-- start Listing --

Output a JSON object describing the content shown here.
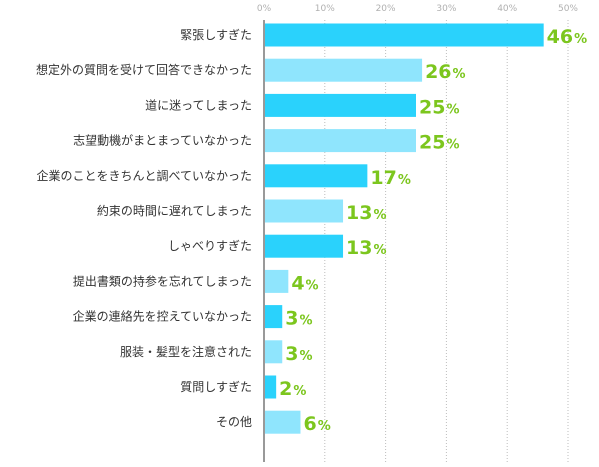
{
  "chart_data": {
    "type": "bar",
    "orientation": "horizontal",
    "categories": [
      "緊張しすぎた",
      "想定外の質問を受けて回答できなかった",
      "道に迷ってしまった",
      "志望動機がまとまっていなかった",
      "企業のことをきちんと調べていなかった",
      "約束の時間に遅れてしまった",
      "しゃべりすぎた",
      "提出書類の持参を忘れてしまった",
      "企業の連絡先を控えていなかった",
      "服装・髪型を注意された",
      "質問しすぎた",
      "その他"
    ],
    "values": [
      46,
      26,
      25,
      25,
      17,
      13,
      13,
      4,
      3,
      3,
      2,
      6
    ],
    "value_labels": [
      "46",
      "26",
      "25",
      "25",
      "17",
      "13",
      "13",
      "4",
      "3",
      "3",
      "2",
      "6"
    ],
    "value_suffix": "%",
    "xlim": [
      0,
      55
    ],
    "ticks": [
      0,
      10,
      20,
      30,
      40,
      50
    ],
    "tick_labels": [
      "0%",
      "10%",
      "20%",
      "30%",
      "40%",
      "50%"
    ],
    "grid": true,
    "bar_colors": [
      "#2ad2fc",
      "#8fe5fd"
    ],
    "value_label_color": "#7cc61e",
    "title": "",
    "xlabel": "",
    "ylabel": ""
  }
}
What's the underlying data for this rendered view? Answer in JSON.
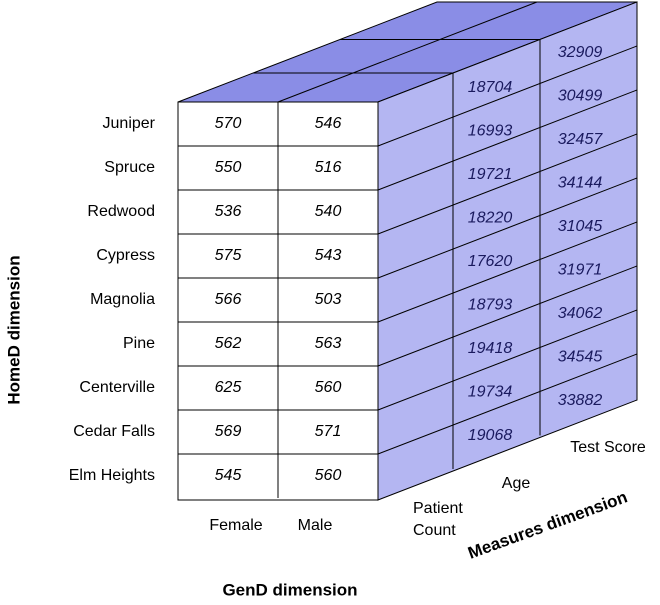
{
  "row_dimension": "HomeD dimension",
  "column_dimension": "GenD dimension",
  "measure_dimension": "Measures dimension",
  "columns": [
    "Female",
    "Male"
  ],
  "measures": [
    "Patient Count",
    "Age",
    "Test Score"
  ],
  "rows": [
    {
      "label": "Juniper",
      "values": [
        570,
        546
      ],
      "age": 18704,
      "test_score": 32909
    },
    {
      "label": "Spruce",
      "values": [
        550,
        516
      ],
      "age": 16993,
      "test_score": 30499
    },
    {
      "label": "Redwood",
      "values": [
        536,
        540
      ],
      "age": 19721,
      "test_score": 32457
    },
    {
      "label": "Cypress",
      "values": [
        575,
        543
      ],
      "age": 18220,
      "test_score": 34144
    },
    {
      "label": "Magnolia",
      "values": [
        566,
        503
      ],
      "age": 17620,
      "test_score": 31045
    },
    {
      "label": "Pine",
      "values": [
        562,
        563
      ],
      "age": 18793,
      "test_score": 31971
    },
    {
      "label": "Centerville",
      "values": [
        625,
        560
      ],
      "age": 19418,
      "test_score": 34062
    },
    {
      "label": "Cedar Falls",
      "values": [
        569,
        571
      ],
      "age": 19734,
      "test_score": 34545
    },
    {
      "label": "Elm Heights",
      "values": [
        545,
        560
      ],
      "age": 19068,
      "test_score": 33882
    }
  ]
}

-- end Listing --

Written problem: Give back only a number, the number of lines where the string "dimension" occurs.

Task answer: 3